## BEGIN The records

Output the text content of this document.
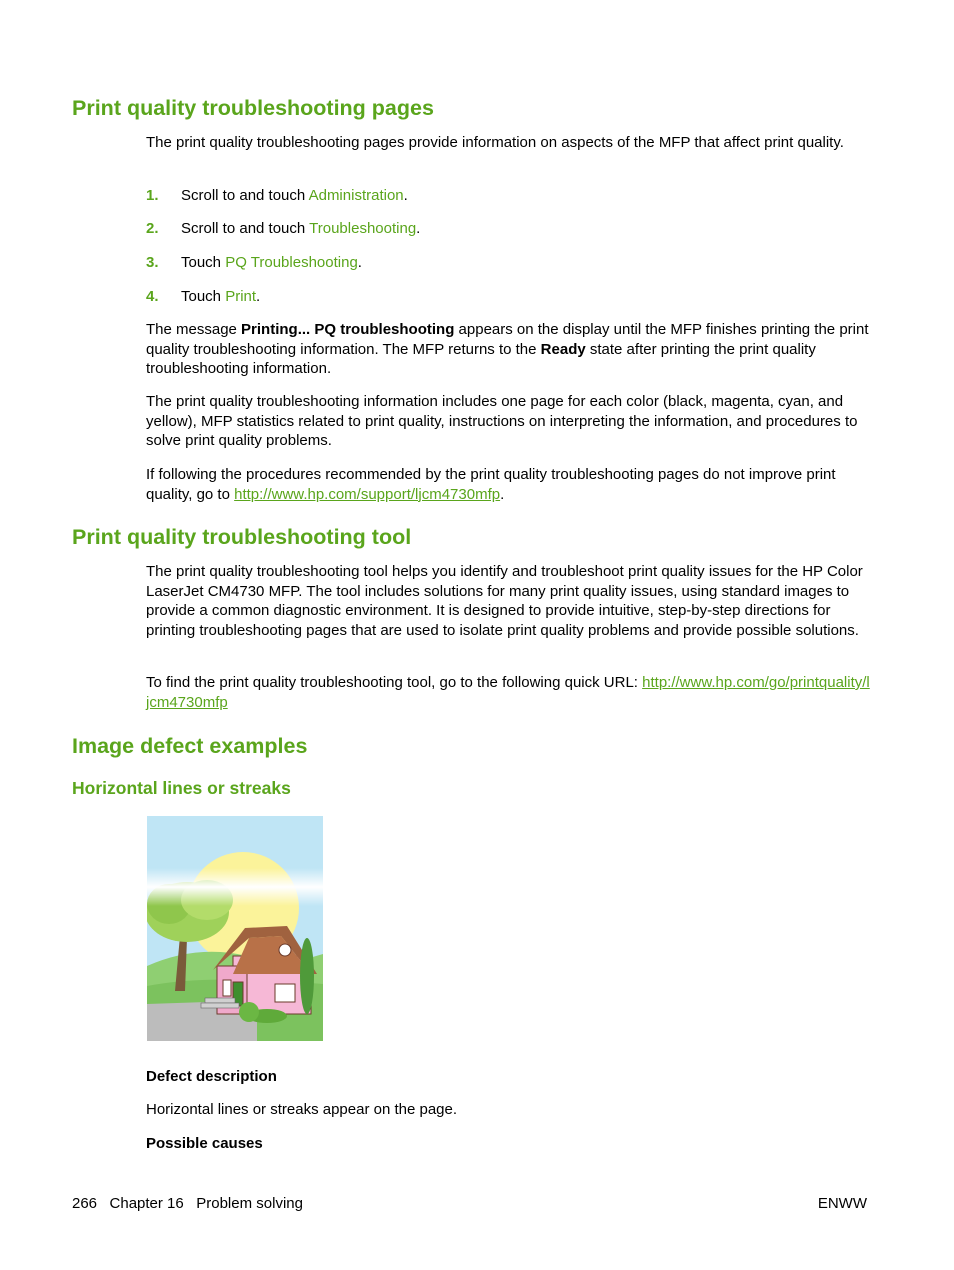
Print quality troubleshooting pages

The print quality troubleshooting pages provide information on aspects of the MFP that affect print quality.

1. Scroll to and touch Administration.

2. Scroll to and touch Troubleshooting.

3. Touch PQ Troubleshooting.

4. Touch Print.

The message Printing... PQ troubleshooting appears on the display until the MFP finishes printing the print quality troubleshooting information. The MFP returns to the Ready state after printing the print quality troubleshooting information.

The print quality troubleshooting information includes one page for each color (black, magenta, cyan, and yellow), MFP statistics related to print quality, instructions on interpreting the information, and procedures to solve print quality problems.

If following the procedures recommended by the print quality troubleshooting pages do not improve print quality, go to http://www.hp.com/support/ljcm4730mfp.

Print quality troubleshooting tool

The print quality troubleshooting tool helps you identify and troubleshoot print quality issues for the HP Color LaserJet CM4730 MFP. The tool includes solutions for many print quality issues, using standard images to provide a common diagnostic environment. It is designed to provide intuitive, step-by-step directions for printing troubleshooting pages that are used to isolate print quality problems and provide possible solutions.

To find the print quality troubleshooting tool, go to the following quick URL: http://www.hp.com/go/printquality/ljcm4730mfp

Image defect examples
Horizontal lines or streaks

Defect description

Horizontal lines or streaks appear on the page.

Possible causes

266   Chapter 16   Problem solving	ENWW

## END The records

## [Written exercise]
Pictures don't belong in the copy. Restate all the entries exactly.

## [Solution]
Output the text content of this document.
Print quality troubleshooting pages

The print quality troubleshooting pages provide information on aspects of the MFP that affect print quality.

1. Scroll to and touch Administration.

2. Scroll to and touch Troubleshooting.

3. Touch PQ Troubleshooting.

4. Touch Print.

The message Printing... PQ troubleshooting appears on the display until the MFP finishes printing the print quality troubleshooting information. The MFP returns to the Ready state after printing the print quality troubleshooting information.

The print quality troubleshooting information includes one page for each color (black, magenta, cyan, and yellow), MFP statistics related to print quality, instructions on interpreting the information, and procedures to solve print quality problems.

If following the procedures recommended by the print quality troubleshooting pages do not improve print quality, go to http://www.hp.com/support/ljcm4730mfp.

Print quality troubleshooting tool

The print quality troubleshooting tool helps you identify and troubleshoot print quality issues for the HP Color LaserJet CM4730 MFP. The tool includes solutions for many print quality issues, using standard images to provide a common diagnostic environment. It is designed to provide intuitive, step-by-step directions for printing troubleshooting pages that are used to isolate print quality problems and provide possible solutions.

To find the print quality troubleshooting tool, go to the following quick URL: http://www.hp.com/go/printquality/ljcm4730mfp

Image defect examples
Horizontal lines or streaks

Defect description

Horizontal lines or streaks appear on the page.

Possible causes

266   Chapter 16   Problem solving	ENWW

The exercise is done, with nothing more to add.